» GIVEN INSTRUCTION
Return each line of the records holding the string "Interchange".

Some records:
#####
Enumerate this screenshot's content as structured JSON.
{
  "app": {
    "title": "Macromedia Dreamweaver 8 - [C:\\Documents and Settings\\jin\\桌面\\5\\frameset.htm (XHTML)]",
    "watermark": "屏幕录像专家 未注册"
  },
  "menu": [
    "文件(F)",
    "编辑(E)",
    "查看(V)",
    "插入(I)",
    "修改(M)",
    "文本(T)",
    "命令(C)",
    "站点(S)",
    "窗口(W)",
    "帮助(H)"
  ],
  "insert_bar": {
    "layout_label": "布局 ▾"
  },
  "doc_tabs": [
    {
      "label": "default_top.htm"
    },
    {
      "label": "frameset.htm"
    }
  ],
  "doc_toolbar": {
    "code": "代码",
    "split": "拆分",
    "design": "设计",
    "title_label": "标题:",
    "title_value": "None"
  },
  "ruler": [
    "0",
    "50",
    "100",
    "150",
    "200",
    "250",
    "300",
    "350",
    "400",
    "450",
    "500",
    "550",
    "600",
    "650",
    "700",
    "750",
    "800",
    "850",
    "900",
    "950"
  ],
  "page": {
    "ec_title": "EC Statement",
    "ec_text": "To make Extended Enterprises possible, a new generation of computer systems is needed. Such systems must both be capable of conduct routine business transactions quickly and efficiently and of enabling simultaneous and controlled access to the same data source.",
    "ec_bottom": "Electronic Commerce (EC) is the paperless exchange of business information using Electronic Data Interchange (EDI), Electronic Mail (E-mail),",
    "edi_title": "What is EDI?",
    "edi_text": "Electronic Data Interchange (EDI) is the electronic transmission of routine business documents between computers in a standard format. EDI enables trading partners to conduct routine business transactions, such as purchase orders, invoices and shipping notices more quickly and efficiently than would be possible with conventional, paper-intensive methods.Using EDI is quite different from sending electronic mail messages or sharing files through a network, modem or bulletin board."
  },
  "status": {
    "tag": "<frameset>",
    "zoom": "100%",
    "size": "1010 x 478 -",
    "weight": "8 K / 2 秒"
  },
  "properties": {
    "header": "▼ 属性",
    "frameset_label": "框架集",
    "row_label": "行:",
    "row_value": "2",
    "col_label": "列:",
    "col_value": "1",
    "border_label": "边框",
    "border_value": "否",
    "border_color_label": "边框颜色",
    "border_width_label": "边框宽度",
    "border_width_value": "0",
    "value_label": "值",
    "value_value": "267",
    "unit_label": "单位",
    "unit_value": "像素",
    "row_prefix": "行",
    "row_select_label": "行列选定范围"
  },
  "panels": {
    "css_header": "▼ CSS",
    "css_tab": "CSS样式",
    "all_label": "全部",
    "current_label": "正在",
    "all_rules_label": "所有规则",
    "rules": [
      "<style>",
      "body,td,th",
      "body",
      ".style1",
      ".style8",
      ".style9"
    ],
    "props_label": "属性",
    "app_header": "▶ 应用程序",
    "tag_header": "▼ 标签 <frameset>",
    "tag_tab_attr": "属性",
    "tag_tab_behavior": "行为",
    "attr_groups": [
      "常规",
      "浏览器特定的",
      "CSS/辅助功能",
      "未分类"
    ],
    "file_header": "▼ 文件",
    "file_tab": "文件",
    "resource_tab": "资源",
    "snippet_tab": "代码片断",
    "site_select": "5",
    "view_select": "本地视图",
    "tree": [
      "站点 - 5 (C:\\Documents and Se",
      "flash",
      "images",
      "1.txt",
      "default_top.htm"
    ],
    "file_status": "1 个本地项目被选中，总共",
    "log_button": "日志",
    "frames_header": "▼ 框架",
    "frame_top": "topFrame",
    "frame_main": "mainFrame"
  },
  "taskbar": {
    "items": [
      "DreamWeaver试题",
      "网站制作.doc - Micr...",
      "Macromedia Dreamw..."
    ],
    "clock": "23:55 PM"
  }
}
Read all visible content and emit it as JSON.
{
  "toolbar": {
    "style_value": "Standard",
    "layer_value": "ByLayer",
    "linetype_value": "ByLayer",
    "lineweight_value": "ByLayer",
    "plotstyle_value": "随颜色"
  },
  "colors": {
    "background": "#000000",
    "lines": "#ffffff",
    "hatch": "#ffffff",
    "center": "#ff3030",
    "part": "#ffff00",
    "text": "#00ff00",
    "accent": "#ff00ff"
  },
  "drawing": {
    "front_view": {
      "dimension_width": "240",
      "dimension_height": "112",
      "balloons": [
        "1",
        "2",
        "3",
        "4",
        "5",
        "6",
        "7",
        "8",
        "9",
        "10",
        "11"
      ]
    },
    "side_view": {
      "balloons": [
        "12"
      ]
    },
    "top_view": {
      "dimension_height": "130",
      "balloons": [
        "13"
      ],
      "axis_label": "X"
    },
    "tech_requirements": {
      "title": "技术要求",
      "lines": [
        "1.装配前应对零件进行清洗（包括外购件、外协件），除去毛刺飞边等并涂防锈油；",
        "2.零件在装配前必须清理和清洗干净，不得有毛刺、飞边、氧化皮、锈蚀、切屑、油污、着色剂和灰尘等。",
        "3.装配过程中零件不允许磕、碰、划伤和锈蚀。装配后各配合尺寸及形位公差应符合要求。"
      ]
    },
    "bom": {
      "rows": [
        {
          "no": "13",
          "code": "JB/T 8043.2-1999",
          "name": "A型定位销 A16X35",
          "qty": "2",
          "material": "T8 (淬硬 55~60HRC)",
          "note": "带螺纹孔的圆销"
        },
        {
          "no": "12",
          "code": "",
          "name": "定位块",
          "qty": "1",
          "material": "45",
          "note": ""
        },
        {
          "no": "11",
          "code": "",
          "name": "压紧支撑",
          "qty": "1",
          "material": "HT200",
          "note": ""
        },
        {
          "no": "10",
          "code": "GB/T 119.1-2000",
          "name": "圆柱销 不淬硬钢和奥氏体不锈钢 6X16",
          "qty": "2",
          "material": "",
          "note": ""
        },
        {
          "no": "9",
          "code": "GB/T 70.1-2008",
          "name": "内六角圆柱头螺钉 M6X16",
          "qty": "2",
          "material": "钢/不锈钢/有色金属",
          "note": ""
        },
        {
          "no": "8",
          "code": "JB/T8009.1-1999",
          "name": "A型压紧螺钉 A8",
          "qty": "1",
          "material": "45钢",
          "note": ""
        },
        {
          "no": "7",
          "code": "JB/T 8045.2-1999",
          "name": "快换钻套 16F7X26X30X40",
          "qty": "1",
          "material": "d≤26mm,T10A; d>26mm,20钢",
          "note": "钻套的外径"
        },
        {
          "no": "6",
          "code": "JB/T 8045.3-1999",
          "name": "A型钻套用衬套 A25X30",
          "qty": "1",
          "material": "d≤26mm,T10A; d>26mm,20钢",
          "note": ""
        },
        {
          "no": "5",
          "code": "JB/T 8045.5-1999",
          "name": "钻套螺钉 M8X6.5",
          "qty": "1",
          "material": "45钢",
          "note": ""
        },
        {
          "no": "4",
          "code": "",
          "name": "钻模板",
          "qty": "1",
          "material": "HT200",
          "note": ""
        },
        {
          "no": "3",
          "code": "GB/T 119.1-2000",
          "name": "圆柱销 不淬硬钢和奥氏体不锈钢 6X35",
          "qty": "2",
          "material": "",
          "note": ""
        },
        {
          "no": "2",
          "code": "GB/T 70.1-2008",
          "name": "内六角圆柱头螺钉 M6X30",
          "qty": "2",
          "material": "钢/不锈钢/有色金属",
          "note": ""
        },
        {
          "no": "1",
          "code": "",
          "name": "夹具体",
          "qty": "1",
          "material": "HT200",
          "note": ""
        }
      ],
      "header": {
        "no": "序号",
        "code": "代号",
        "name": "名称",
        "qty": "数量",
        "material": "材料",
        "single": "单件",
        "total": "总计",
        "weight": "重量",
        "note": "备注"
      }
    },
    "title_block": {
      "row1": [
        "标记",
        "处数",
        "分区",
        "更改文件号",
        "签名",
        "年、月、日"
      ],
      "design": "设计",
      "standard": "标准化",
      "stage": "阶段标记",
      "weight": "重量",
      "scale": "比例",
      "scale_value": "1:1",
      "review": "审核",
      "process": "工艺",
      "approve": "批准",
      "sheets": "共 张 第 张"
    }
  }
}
#####
» RESPONSE BELOW
    "ec_bottom": "Electronic Commerce (EC) is the paperless exchange of business information using Electronic Data Interchange (EDI), Electronic Mail (E-mail),",
    "edi_text": "Electronic Data Interchange (EDI) is the electronic transmission of routine business documents between computers in a standard format. EDI enables trading partners to conduct routine business transactions, such as purchase orders, invoices and shipping notices more quickly and efficiently than would be possible with conventional, paper-intensive methods.Using EDI is quite different from sending electronic mail messages or sharing files through a network, modem or bulletin board."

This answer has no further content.